• [READING PASSAGE]

• • • • • • •

I think this sounds like an excuse to breed an ugly dog! 

My Sabrina is a cute, stylish, typey breed Champion yet she got her Open Obedience title with all 1st place finishes (scores in the mid 190s). Given her work ethic, I truly believe that she would have been an OTCH dog if she had lived with someone else.

You have to balance the whole picture... don't breed an ugly, poorly put together dog just because they have a UD and don't breed a psycho, nut job just because they have a pretty head.


----------



## KPoos (Aug 29, 2009)

I think what the author is saying is that you can't have it all. You have to give up a quality in something in order to have what's most important to you. Being that there is no perfect dog out there no matter how hard people try to make one.


----------



## Harley_chik (Nov 7, 2008)

I disagree w/ it completely. They aren't "incompatable." I've met show dogs that have good temperments. It may be harder to produce the total package, but who said breeding is supposed to be easy? Conformation isn't just about pretty show dogs, it's about preserving the breed. And a poorly put together dog w/ bad movement is probably more likely to have orthepedic problems. Honestly that sounds like a statement made by someone who is making excuses for not showing themselves or is alltogether anti-breeding/anti-purebred.


----------



## thestars (May 2, 2009)

Did you get it from this? URL http://www.poodlehistory.org/PSHOW.HTM
"For a coherent (very rare: many otherwise lucid people are rendered incohate by the subject!) criticism of breeding dogs "for" conformation exhibition, see: Konrad Lorenz, Man Meets Dog (NY: Kodansha, 1994; first published in German in 1953, first American edition 1955), ch. 9, pp. 92-98, "An Appeal to Dog Breeders" which develops the thesis that it "is a sad but undeniable fact that breeding to a strict standard of physical points is incompatible with breeding for mental qualities..." After dryly observing that he doesn't know a single intellectual man who looks like Adonis, the author states that it is possible for breeders to compromise in choice of physical and mental properties, but conformation competition inevitably involves the danger of exaggeration "of all those points which characterize a breed...." a statement with which Poodle-fanciers must fervently agree. While you have this wonderful book in your hands, see pp. 141-3 for references to the Poodle, "rightly famed for his sagacity" and "extraordinary 'humanness.'"


----------



## thestars (May 2, 2009)

As it states in Breed type "Unfortunately, type and (especially) style are vulnerable to fashion." Take a look at the poodle on the front cover of Poodle Variety's Stud issue. It has NO front!!! This is a very unstructurely sound dog, it would have problems with weaving polls because it has no chest.
Also stated in this article; "...these days, many Poodles which are successful in the breed ring do not adhere to the breed standard in a matter essential to soundness: they are "too straight in front"; judges' eyes have become so acclimatized to this great fault that it has become part of the style they're looking for." This is a shame that we have made an unstructurely sound dog just to get the "poodle-ly" quality.


----------



## KPoos (Aug 29, 2009)

I got it from here. http://www.stonedance.ca/images/Showdogs-.pdf

I felt like this was a well thought out informative article. That part just stood out to me and I wanted to see what others thought about it.


----------



## wishpoo (Sep 12, 2009)

I have to say that it is possible absolutely  !!!

• • • • • • •

• [ENTRIES]
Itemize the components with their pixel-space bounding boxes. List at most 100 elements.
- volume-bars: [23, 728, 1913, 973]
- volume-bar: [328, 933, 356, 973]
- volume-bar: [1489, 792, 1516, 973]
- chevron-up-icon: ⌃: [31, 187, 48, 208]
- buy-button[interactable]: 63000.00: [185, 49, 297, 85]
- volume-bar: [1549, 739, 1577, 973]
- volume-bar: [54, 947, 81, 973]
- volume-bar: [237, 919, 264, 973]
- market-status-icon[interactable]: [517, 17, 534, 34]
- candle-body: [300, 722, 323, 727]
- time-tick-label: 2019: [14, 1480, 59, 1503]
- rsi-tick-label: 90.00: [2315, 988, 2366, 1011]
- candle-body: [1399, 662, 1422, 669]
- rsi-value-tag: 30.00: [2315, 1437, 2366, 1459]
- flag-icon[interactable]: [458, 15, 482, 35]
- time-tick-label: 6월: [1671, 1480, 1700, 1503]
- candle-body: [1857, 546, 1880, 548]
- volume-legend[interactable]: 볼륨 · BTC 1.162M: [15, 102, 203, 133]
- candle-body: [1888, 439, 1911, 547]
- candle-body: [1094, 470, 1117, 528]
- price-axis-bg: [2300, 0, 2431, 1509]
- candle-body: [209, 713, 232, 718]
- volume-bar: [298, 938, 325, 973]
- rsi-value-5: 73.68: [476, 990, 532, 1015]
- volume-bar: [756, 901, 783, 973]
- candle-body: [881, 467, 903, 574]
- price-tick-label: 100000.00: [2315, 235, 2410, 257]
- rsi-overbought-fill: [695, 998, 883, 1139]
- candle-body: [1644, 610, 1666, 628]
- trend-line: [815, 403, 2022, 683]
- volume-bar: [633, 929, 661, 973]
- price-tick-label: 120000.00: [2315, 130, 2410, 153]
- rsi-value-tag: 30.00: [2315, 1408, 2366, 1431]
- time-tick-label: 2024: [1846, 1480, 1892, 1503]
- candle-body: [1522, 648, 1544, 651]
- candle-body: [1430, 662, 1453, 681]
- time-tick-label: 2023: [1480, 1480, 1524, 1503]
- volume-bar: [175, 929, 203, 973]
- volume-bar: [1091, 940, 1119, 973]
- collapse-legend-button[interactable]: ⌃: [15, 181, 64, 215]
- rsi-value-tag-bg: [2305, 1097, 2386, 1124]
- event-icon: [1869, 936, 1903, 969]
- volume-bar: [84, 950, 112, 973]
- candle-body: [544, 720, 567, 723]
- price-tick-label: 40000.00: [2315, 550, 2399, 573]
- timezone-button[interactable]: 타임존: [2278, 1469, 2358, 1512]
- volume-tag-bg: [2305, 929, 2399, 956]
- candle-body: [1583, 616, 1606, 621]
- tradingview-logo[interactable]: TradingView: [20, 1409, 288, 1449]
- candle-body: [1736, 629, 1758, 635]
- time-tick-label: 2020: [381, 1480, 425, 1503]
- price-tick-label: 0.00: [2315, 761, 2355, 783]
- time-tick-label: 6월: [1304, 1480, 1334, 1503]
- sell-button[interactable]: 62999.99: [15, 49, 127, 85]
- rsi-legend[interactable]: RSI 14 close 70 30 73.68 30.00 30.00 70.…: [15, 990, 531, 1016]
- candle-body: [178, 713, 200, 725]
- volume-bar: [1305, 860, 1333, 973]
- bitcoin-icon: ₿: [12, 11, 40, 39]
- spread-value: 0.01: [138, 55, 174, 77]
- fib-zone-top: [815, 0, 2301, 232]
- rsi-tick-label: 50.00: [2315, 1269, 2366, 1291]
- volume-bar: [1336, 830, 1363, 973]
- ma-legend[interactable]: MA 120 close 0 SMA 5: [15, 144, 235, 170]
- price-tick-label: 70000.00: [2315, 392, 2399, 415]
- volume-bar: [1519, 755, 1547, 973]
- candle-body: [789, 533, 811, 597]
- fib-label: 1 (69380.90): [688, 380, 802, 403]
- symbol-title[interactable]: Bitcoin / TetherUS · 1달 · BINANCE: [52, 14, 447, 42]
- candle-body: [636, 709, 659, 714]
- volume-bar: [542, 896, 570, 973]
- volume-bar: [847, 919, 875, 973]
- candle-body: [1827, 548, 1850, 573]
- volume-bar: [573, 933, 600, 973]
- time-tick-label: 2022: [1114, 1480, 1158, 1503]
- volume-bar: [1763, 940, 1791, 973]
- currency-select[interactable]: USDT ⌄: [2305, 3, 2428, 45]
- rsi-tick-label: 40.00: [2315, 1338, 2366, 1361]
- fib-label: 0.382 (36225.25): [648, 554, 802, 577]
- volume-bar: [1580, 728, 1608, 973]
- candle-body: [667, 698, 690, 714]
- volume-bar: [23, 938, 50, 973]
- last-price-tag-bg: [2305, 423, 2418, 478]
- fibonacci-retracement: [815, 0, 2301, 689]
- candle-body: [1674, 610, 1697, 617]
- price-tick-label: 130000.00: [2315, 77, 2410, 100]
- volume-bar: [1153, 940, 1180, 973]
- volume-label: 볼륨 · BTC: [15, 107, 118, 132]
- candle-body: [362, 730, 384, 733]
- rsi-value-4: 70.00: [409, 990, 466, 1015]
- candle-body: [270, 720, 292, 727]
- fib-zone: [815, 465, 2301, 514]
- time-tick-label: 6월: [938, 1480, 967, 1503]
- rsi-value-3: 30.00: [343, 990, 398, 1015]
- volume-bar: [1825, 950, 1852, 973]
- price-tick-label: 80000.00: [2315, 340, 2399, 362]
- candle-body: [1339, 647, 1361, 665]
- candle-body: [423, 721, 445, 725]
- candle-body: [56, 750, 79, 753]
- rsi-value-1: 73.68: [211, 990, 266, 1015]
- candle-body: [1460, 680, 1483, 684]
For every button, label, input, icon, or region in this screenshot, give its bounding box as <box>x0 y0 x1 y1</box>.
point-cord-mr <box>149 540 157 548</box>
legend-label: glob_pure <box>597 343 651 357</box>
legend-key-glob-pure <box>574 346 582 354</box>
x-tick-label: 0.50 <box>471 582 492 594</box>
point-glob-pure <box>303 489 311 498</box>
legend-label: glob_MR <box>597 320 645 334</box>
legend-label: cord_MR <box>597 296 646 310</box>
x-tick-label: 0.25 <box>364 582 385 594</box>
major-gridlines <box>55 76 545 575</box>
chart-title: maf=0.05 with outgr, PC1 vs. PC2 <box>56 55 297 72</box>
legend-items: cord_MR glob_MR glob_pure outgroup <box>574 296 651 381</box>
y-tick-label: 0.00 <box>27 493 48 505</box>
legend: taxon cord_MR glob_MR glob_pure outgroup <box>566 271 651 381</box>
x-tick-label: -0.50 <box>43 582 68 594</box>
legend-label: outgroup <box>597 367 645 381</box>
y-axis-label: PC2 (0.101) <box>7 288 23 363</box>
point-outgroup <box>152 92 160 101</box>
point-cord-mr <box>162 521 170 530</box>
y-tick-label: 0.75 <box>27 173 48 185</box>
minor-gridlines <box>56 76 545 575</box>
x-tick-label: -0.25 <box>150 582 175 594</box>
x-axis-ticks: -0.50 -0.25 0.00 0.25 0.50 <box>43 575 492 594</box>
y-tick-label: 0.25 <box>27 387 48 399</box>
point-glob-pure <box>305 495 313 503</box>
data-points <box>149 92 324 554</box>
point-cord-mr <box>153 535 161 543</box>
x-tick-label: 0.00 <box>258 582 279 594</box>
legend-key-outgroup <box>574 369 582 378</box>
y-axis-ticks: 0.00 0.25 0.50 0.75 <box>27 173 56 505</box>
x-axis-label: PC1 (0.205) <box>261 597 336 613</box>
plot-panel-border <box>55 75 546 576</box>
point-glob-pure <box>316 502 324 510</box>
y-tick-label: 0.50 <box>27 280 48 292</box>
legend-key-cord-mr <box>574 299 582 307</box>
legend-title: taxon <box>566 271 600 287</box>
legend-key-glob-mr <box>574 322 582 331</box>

• • • • • • •

• [TASKS FOR THIS EXERCISE]
**A.** Name every distinct poster username that appears in a heading of the dog-breeding thread, each listed once.
**B.** Print the dog-breeding thread from "I think what" up to and including "is alltogether anti-breeding/anti-purebred.".

• [ANSWERS IN ORDER]
**A.** KPoos, Harley_chik, thestars, wishpoo

**B.**
I think what the author is saying is that you can't have it all. You have to give up a quality in something in order to have what's most important to you. Being that there is no perfect dog out there no matter how hard people try to make one.


----------



## Harley_chik (Nov 7, 2008)

I disagree w/ it completely. They aren't "incompatable." I've met show dogs that have good temperments. It may be harder to produce the total package, but who said breeding is supposed to be easy? Conformation isn't just about pretty show dogs, it's about preserving the breed. And a poorly put together dog w/ bad movement is probably more likely to have orthepedic problems. Honestly that sounds like a statement made by someone who is making excuses for not showing themselves or is alltogether anti-breeding/anti-purebred.